## Begin

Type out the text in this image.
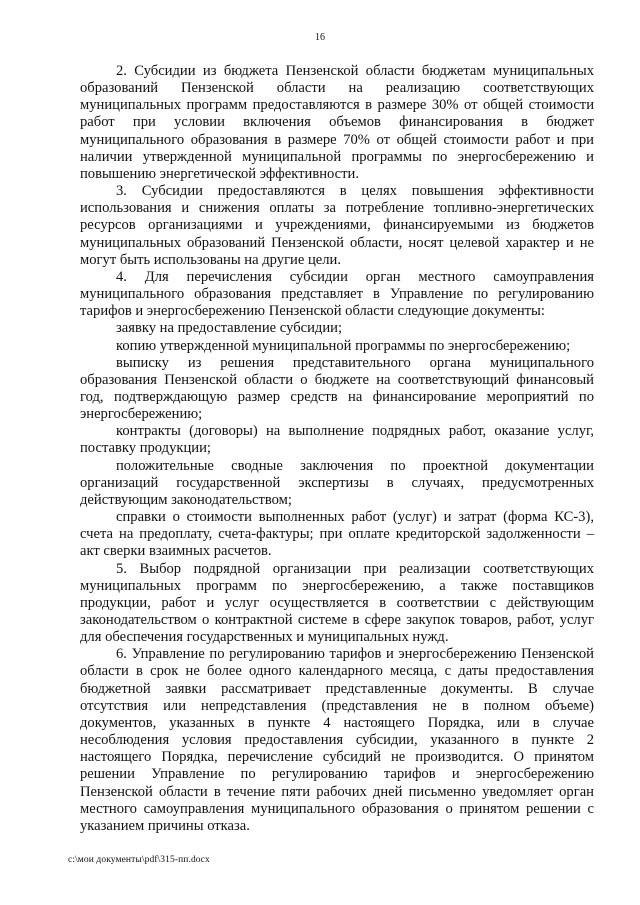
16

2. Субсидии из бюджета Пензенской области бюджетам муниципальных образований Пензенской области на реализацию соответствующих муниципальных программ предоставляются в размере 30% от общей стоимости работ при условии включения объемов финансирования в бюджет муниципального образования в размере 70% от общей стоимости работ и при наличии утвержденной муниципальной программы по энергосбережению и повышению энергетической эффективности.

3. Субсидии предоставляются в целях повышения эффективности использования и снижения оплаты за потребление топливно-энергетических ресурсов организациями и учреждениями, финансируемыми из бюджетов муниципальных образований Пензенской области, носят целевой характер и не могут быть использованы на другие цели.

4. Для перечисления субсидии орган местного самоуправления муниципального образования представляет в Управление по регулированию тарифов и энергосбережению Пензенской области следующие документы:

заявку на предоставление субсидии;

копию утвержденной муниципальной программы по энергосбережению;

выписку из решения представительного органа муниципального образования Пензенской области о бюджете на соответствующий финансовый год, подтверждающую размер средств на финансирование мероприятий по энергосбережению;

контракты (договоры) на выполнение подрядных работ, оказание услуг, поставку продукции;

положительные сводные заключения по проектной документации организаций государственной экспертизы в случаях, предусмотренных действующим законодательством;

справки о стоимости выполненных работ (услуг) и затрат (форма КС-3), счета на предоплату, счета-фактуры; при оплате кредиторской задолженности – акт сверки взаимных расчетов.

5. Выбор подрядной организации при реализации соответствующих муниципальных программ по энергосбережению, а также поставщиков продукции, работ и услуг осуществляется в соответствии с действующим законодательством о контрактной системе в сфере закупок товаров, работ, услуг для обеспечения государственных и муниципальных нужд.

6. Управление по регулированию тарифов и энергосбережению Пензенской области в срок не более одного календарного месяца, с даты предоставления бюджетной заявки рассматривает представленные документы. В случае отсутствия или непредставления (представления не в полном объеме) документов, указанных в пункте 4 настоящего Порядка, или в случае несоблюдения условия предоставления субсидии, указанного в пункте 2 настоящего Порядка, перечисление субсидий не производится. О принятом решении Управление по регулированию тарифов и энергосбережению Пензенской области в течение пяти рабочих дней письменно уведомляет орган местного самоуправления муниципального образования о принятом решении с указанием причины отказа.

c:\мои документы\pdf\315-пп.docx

## End
## Begin

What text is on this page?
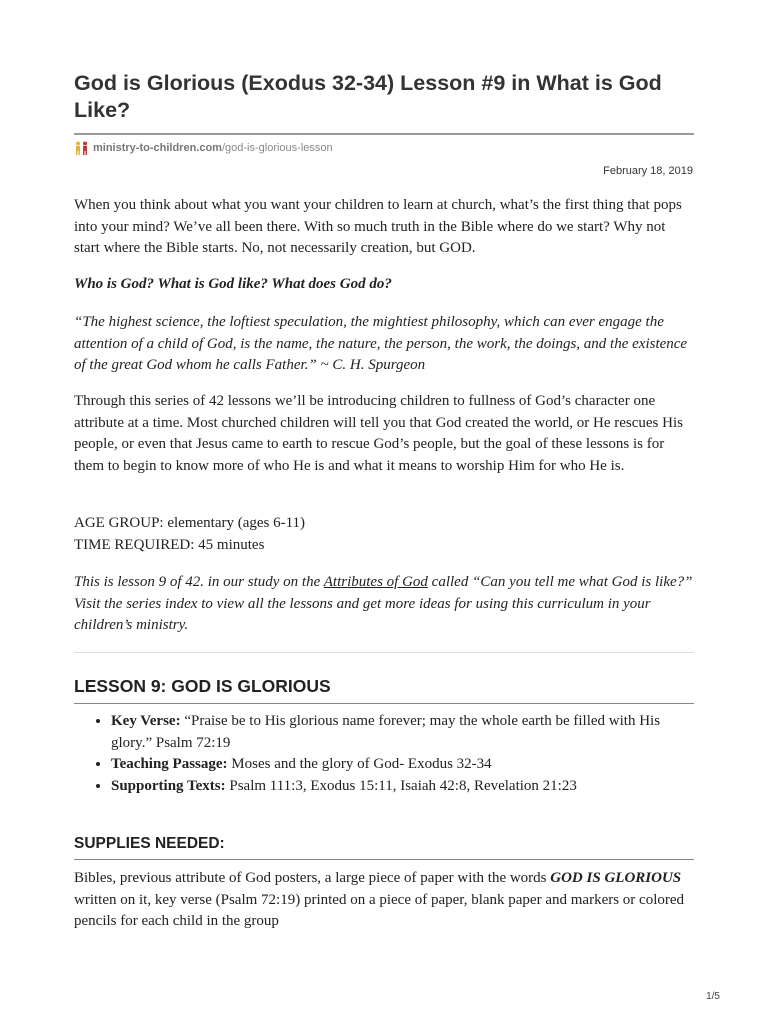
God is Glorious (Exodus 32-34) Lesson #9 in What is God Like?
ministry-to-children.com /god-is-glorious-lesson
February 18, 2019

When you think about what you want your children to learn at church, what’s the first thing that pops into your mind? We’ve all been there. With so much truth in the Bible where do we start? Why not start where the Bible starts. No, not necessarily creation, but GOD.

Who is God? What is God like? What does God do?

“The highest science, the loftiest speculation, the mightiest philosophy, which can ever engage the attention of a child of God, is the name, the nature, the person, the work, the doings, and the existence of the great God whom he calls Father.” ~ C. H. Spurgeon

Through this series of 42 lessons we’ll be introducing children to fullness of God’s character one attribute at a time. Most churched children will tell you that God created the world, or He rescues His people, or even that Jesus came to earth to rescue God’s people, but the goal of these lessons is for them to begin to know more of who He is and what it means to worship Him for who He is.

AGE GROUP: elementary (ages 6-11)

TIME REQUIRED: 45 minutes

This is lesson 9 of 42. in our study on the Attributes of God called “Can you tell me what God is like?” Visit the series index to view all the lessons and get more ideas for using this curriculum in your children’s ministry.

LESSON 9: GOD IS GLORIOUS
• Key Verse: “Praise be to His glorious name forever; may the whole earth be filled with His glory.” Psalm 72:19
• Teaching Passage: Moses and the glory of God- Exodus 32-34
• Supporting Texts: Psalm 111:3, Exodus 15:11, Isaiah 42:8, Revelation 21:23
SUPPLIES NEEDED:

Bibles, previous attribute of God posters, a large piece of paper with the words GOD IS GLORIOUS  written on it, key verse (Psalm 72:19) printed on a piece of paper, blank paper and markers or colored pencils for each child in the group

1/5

## End
## Begin

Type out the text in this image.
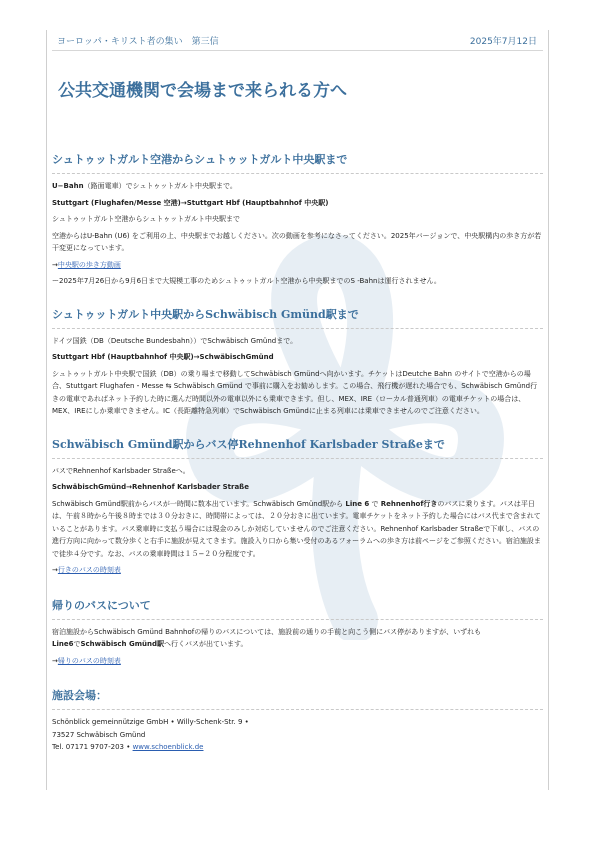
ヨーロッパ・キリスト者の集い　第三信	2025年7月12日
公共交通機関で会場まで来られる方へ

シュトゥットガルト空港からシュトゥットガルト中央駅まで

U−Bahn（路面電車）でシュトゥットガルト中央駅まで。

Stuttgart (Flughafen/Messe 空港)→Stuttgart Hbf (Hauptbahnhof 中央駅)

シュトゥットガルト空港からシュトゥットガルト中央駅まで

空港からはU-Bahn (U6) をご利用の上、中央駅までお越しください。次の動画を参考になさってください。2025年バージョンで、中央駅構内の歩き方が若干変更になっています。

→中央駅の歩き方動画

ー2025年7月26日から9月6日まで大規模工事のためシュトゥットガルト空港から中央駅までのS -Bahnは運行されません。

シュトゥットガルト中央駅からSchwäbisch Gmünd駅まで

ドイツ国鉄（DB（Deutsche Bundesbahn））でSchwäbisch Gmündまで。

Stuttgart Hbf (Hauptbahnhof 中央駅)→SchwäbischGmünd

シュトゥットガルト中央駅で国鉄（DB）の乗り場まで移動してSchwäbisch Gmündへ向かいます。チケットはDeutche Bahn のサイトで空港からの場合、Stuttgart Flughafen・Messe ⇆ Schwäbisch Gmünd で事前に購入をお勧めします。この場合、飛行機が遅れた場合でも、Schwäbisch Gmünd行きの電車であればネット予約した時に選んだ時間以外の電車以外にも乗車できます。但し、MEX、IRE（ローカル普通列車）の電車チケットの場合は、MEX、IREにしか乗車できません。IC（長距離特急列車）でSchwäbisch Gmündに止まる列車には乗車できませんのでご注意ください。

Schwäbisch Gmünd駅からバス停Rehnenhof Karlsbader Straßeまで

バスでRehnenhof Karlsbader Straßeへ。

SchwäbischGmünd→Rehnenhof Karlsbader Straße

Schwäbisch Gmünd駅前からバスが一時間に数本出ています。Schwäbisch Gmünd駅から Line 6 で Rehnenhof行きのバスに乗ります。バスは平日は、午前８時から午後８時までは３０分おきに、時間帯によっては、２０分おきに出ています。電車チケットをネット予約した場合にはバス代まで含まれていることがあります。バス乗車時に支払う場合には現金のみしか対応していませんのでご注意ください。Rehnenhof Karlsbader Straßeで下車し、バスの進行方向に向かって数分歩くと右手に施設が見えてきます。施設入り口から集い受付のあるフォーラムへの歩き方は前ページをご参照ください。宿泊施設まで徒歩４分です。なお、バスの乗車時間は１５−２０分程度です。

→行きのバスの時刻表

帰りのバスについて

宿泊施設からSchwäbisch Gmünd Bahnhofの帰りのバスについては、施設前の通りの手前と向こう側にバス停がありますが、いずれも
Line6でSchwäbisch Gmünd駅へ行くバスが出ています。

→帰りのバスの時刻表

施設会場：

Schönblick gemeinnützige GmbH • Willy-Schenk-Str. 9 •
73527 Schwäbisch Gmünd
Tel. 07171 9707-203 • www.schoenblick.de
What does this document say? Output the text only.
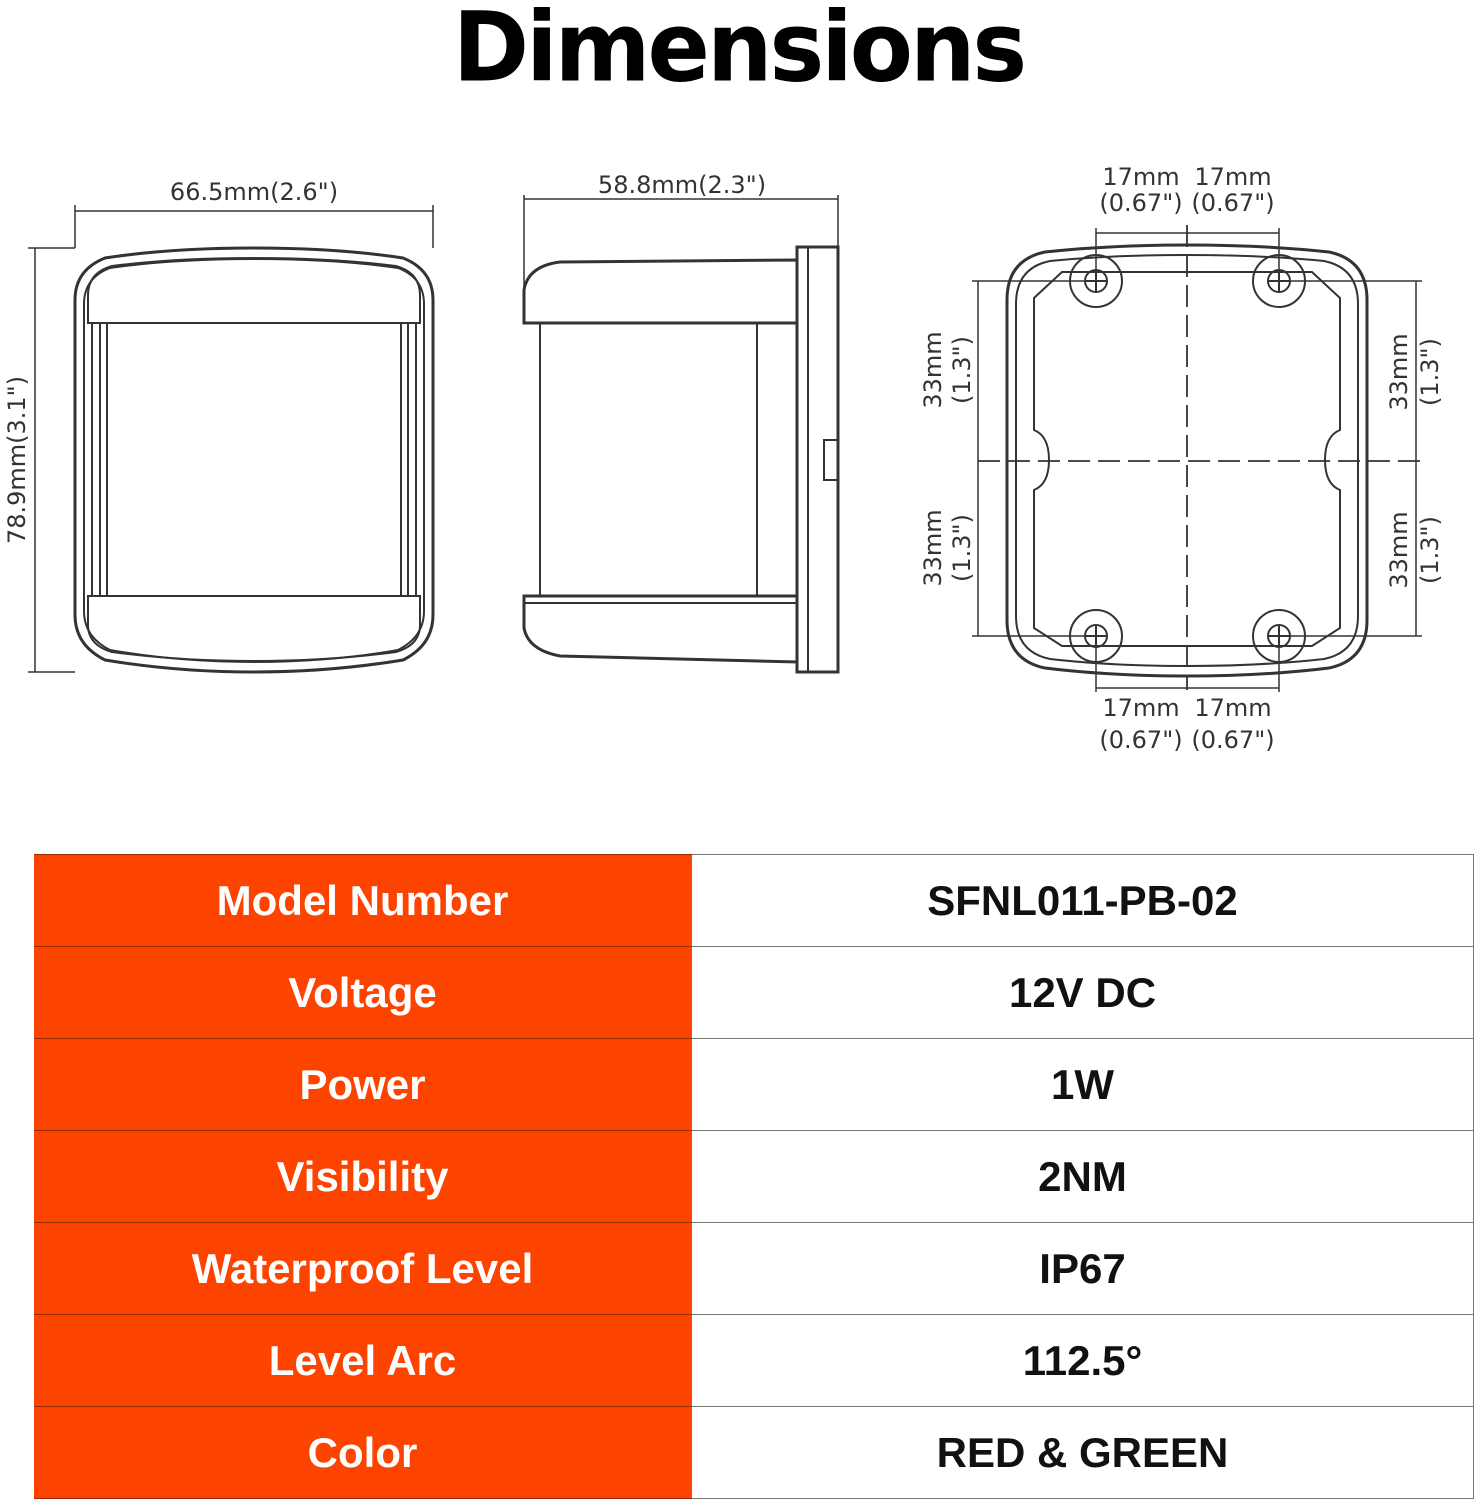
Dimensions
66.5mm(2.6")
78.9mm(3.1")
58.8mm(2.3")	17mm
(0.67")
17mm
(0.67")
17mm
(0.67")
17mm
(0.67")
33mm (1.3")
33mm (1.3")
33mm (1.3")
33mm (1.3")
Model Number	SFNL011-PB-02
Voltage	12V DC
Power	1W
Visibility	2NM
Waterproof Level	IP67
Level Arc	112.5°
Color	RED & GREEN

## End

Stated task - Pick out the lines containing the string "ministry".

Task answer -
ministry-to-children.com /god-is-glorious-lesson
This is lesson 9 of 42. in our study on the Attributes of God called “Can you tell me what God is like?” Visit the series index to view all the lessons and get more ideas for using this curriculum in your children’s ministry.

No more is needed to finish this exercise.